▶ _The problem_
Scan the material below for the string "pedal", and copy every line where it shows up.

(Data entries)
● ● ● ●

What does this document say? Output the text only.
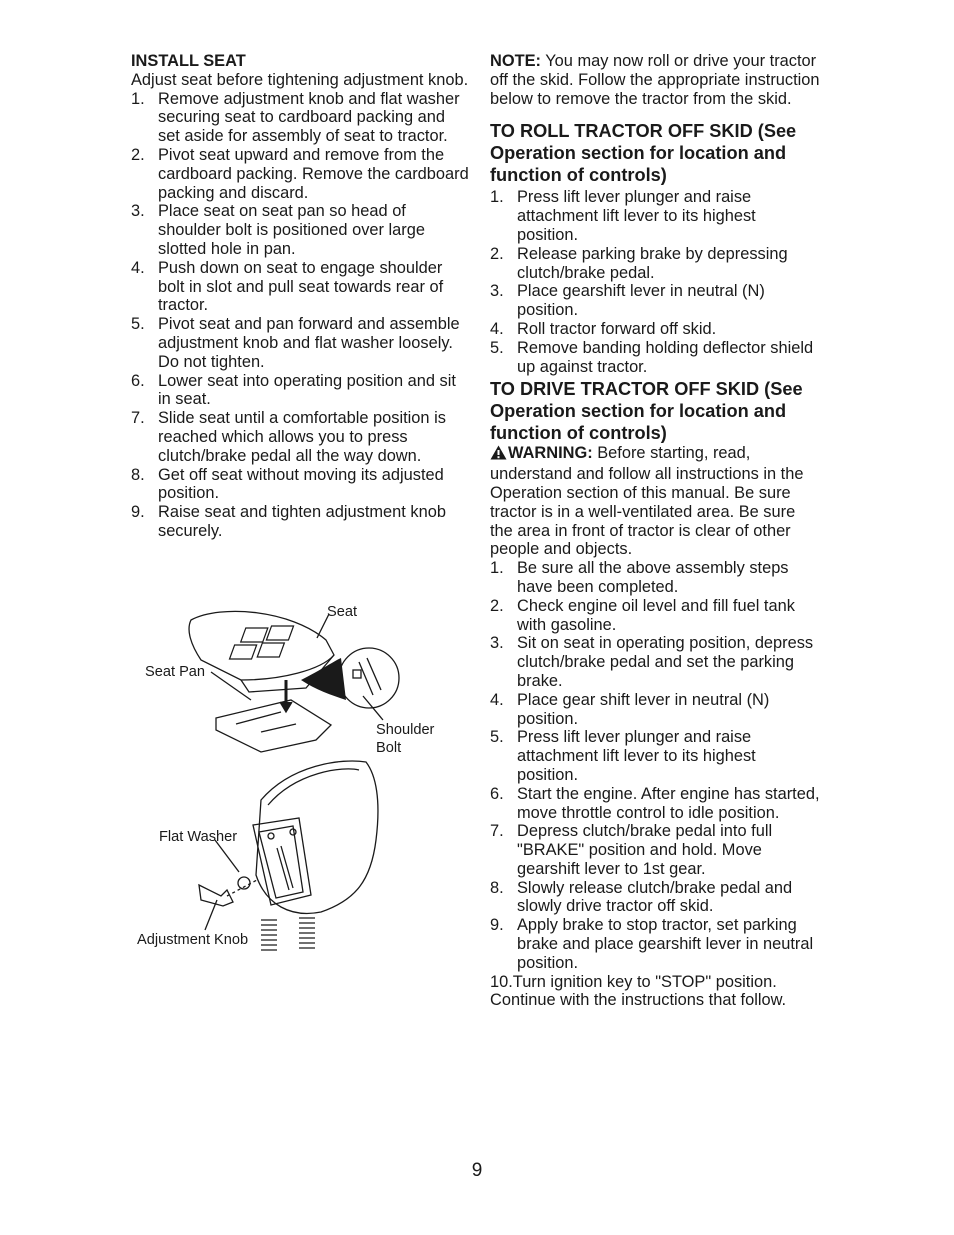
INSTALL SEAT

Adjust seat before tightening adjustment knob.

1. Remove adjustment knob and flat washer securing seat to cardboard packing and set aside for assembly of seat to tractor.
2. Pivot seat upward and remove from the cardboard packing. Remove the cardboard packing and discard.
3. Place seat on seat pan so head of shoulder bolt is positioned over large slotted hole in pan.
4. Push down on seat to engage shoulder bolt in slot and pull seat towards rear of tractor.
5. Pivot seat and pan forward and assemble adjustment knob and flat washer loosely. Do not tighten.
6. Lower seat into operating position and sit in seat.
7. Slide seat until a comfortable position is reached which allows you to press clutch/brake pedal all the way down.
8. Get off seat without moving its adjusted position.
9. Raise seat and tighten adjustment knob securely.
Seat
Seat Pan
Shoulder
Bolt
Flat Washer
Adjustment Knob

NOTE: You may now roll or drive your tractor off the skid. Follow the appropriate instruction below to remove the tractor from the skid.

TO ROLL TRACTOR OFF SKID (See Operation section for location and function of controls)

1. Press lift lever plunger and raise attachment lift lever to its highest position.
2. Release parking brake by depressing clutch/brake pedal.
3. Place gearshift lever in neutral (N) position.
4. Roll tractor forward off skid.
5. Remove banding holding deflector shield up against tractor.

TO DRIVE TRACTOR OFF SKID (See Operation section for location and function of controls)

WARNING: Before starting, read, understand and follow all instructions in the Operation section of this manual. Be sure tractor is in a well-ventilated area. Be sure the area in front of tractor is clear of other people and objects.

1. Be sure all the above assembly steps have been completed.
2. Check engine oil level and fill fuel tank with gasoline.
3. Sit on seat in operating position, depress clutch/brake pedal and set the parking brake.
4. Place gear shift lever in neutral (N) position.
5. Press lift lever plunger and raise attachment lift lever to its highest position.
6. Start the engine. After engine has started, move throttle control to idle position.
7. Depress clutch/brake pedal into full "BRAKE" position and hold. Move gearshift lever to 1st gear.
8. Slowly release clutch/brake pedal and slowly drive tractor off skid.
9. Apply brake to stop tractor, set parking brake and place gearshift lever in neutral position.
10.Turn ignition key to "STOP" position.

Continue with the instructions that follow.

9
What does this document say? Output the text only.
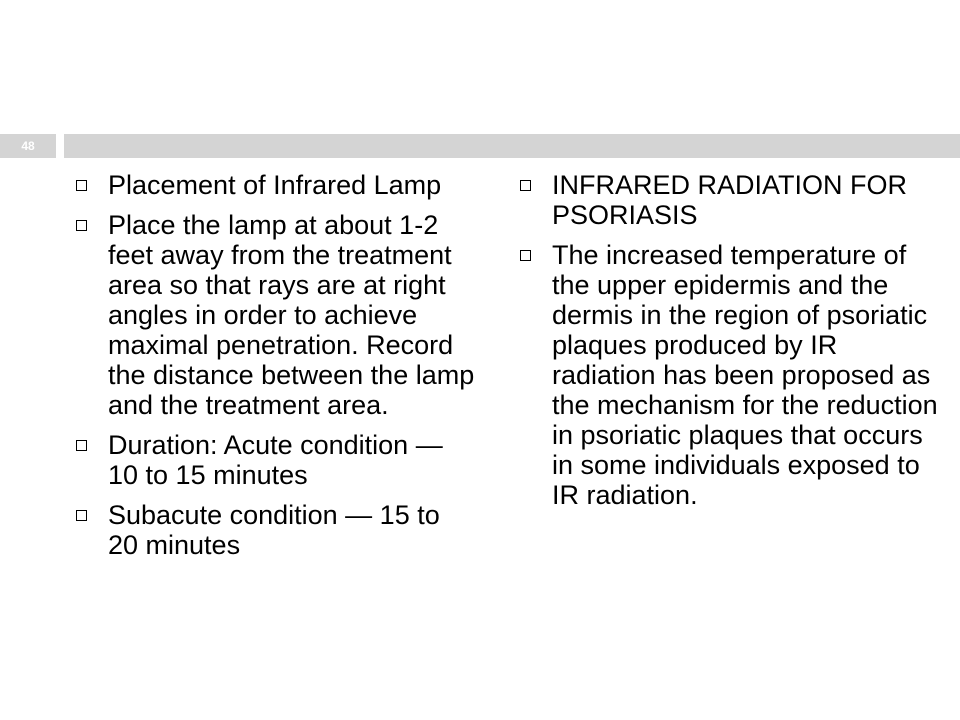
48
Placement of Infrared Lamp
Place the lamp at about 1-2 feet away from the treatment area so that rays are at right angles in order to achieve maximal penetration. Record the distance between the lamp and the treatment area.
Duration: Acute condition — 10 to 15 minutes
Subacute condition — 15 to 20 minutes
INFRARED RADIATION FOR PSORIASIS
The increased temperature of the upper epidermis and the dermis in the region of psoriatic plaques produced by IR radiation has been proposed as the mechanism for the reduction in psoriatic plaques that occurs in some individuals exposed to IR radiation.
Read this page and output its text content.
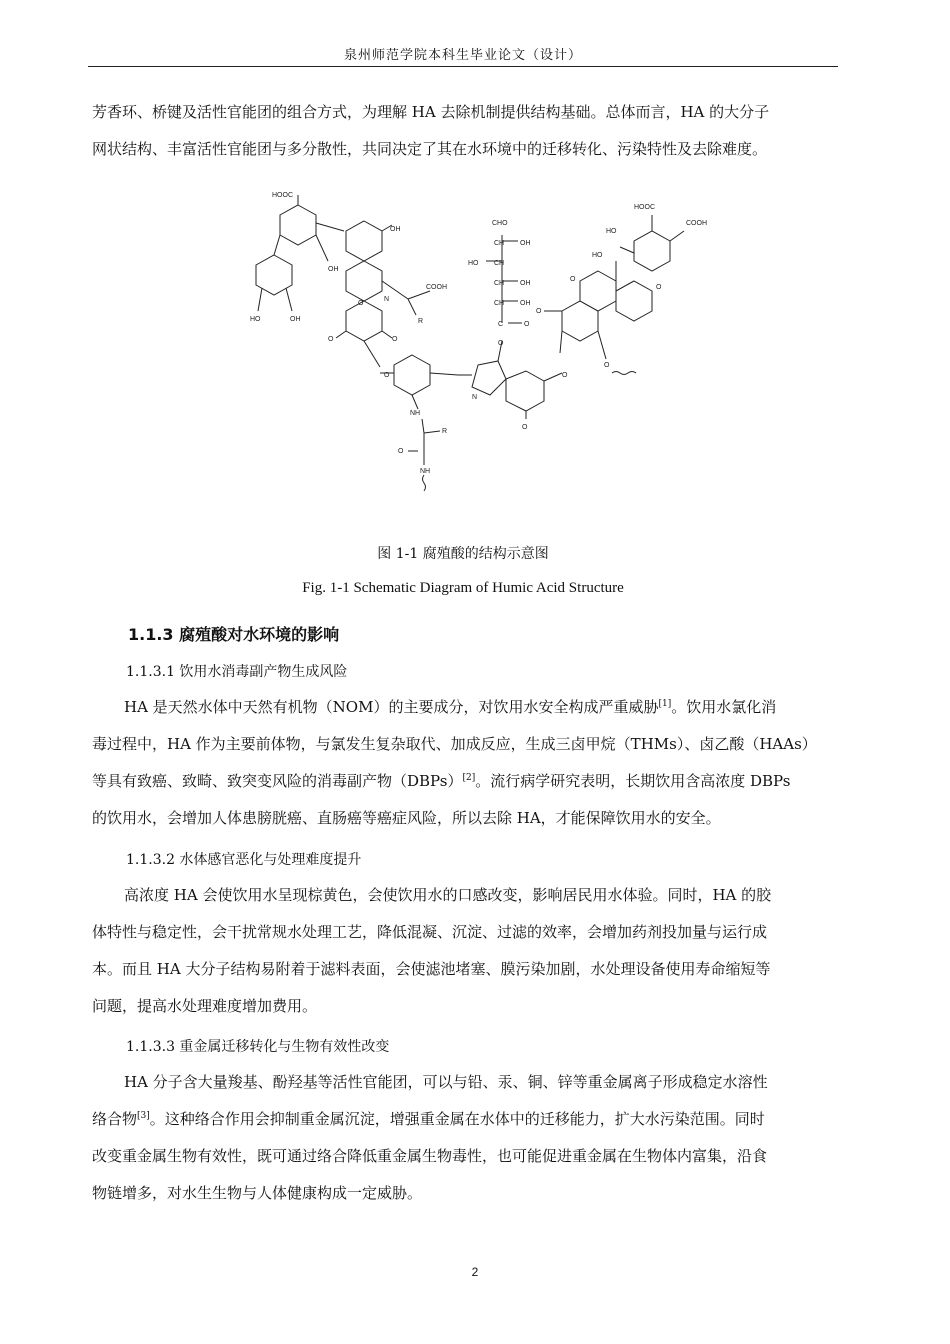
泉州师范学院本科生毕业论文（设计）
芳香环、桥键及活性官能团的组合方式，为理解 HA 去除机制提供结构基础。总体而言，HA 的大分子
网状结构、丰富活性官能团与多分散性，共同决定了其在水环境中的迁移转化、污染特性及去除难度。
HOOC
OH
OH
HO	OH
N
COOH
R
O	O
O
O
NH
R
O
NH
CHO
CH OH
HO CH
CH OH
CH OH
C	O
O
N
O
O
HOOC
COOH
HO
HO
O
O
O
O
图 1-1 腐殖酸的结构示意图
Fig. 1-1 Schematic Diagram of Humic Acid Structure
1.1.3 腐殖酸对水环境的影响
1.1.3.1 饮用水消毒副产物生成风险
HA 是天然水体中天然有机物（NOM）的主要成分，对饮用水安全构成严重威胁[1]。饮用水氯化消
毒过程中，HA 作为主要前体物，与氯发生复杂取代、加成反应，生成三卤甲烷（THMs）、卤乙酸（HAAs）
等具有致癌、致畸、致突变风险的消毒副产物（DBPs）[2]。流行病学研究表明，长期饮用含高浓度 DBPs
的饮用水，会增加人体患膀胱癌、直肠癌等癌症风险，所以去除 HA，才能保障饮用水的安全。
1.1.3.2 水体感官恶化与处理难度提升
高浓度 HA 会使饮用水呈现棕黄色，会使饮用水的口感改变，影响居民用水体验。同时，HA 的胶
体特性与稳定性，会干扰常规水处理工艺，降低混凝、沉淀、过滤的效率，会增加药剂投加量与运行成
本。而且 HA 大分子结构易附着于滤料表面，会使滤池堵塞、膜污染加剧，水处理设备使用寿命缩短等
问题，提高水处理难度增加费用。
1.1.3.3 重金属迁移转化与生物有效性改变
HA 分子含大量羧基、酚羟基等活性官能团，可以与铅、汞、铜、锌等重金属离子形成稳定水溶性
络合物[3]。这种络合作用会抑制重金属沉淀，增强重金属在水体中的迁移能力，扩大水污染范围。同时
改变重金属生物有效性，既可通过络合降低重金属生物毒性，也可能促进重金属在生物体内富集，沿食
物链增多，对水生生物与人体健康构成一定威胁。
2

● ● ● ●

▶ _Answer to the problem_
7. Slide seat until a comfortable position is reached which allows you to press clutch/brake pedal all the way down.
2. Release parking brake by depressing clutch/brake pedal.
3. Sit on seat in operating position, depress clutch/brake pedal and set the parking brake.
7. Depress clutch/brake pedal into full "BRAKE" position and hold. Move gearshift lever to 1st gear.
8. Slowly release clutch/brake pedal and slowly drive tractor off skid.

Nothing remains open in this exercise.